Text shown:

_ _ _ _ _

Cypress vs Selenium vs Playwright vs Puppeteer: Speed

Table of contents

Why compare these automation tools?
Methodology, or how we ran the benchmark
The results
Conclusion

Our recent speed comparison of major headless browser automation tools, namely Puppeteer, Playwright and WebDriverIO with DevTools and Selenium, received a very positive response. The single most common ask from our readers was that we follow up by including Cypress in our benchmark. In this article, we are doing just that - with some precautions.

Note: In case you haven't read our first benchmark, we recommend going through it as it contains important information on the hows and whys of our testing which we have decided not to duplicate in this second article.

Why compare these automation tools?

Aside from the sheer curiosity about which was fastest in end-to-end scenarios, we at Checkly wanted to inform our future choices with regards to browser automation tools for synthetic monitoring and testing, and we wanted to do that through data-backed comparisons.

Before we add Cypress to the mix, we need to consider the following key differences to be able to contextualise the results we will get.

Laser focus on testing

Contrary to the tools mentioned above, Cypress is not a general-purpose browser automation tool, but rather focuses on automating end-to-end browser tests. This narrower scope enables it to excel in areas of the automated testing domain where other, more general-purpose tools have historically struggled.

_ _ _ _ _

Entries supplied:
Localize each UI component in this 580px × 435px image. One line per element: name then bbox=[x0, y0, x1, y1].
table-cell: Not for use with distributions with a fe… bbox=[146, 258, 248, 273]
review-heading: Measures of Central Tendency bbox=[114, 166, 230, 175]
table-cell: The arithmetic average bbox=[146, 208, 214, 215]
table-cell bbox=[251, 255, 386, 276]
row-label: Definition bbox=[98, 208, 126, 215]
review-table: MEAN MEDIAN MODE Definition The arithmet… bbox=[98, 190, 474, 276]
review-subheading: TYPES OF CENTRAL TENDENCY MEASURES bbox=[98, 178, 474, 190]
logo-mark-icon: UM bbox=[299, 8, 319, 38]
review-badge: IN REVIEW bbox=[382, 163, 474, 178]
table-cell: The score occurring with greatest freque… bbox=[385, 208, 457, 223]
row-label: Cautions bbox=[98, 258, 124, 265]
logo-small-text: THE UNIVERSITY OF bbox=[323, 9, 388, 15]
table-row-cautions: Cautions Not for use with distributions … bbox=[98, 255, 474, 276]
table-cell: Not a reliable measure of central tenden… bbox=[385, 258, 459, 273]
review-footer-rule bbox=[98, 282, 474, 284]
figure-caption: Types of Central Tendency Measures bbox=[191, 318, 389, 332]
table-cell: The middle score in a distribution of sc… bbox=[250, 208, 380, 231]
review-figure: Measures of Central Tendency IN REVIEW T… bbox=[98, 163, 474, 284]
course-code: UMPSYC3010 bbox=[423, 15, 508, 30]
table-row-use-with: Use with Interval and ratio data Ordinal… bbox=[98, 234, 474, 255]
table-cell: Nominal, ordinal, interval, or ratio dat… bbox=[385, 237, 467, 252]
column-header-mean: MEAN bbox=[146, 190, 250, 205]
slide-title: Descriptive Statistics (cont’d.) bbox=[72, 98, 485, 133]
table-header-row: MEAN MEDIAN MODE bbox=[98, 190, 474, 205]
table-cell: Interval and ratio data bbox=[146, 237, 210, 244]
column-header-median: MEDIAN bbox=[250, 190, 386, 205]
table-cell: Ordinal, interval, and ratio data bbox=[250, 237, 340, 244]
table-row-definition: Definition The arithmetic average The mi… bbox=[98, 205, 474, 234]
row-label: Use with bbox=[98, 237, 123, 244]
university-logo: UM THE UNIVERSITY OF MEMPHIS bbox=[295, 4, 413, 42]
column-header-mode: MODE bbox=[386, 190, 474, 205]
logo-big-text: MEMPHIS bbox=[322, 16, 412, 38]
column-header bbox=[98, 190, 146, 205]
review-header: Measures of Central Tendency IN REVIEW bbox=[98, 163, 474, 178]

_ _ _ _ _

Complete the following:
A - In the speed comparison article, what did readers most often ask for after the first benchmark?
B - Reproduce verbatim everything in the speed comparison article from "Note: In case" down to "this second article.".
The lines have no connection to the speed comparison article.

The answers:
A - They asked for Cypress to be included in the benchmark.

B -
Note: In case you haven't read our first benchmark, we recommend going through it as it contains important information on the hows and whys of our testing which we have decided not to duplicate in this second article.